Required task
Look for the string "JSON" and copy every line that has it.

>> BEGIN Provided information

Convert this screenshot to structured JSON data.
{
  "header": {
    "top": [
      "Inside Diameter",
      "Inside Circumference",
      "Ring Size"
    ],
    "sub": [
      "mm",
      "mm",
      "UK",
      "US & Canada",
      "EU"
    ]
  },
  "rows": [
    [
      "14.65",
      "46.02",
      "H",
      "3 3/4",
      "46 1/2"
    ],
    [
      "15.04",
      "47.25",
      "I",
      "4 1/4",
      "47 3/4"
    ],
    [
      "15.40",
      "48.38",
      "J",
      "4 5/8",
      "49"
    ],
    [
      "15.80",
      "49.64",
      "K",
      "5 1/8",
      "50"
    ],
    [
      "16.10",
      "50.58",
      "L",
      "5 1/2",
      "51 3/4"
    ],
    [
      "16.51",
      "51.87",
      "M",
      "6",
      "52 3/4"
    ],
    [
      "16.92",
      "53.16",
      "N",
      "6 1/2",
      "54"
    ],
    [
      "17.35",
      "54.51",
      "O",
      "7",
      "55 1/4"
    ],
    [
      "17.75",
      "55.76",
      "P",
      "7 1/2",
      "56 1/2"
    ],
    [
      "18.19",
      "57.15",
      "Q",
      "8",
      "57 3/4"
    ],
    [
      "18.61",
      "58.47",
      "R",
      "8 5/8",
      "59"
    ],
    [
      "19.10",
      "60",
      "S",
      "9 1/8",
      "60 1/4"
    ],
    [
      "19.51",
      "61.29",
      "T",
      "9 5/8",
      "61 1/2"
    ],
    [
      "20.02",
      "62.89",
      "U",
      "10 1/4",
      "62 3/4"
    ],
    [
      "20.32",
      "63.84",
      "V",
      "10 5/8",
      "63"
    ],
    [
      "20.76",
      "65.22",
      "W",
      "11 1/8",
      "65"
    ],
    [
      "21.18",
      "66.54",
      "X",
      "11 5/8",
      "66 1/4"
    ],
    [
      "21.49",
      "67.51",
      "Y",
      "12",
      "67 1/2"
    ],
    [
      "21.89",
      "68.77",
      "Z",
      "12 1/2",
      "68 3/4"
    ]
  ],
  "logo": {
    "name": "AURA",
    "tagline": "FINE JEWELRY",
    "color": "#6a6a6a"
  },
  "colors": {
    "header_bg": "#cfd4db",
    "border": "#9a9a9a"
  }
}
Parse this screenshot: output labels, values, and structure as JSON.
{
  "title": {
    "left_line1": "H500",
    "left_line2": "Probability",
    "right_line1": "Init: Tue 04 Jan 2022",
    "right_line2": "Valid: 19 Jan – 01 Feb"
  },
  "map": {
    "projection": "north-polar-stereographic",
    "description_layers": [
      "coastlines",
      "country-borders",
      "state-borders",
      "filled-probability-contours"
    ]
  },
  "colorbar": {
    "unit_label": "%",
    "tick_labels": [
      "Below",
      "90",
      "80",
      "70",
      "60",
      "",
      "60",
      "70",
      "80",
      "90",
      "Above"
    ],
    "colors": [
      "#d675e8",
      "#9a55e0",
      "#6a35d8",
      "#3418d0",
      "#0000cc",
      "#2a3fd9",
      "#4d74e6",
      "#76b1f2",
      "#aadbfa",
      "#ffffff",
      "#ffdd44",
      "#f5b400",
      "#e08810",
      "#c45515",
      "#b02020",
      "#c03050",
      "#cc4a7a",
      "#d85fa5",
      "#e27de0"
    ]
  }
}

>> END Provided information

Exercise answer
Convert this screenshot to structured JSON data.
Parse this screenshot: output labels, values, and structure as JSON.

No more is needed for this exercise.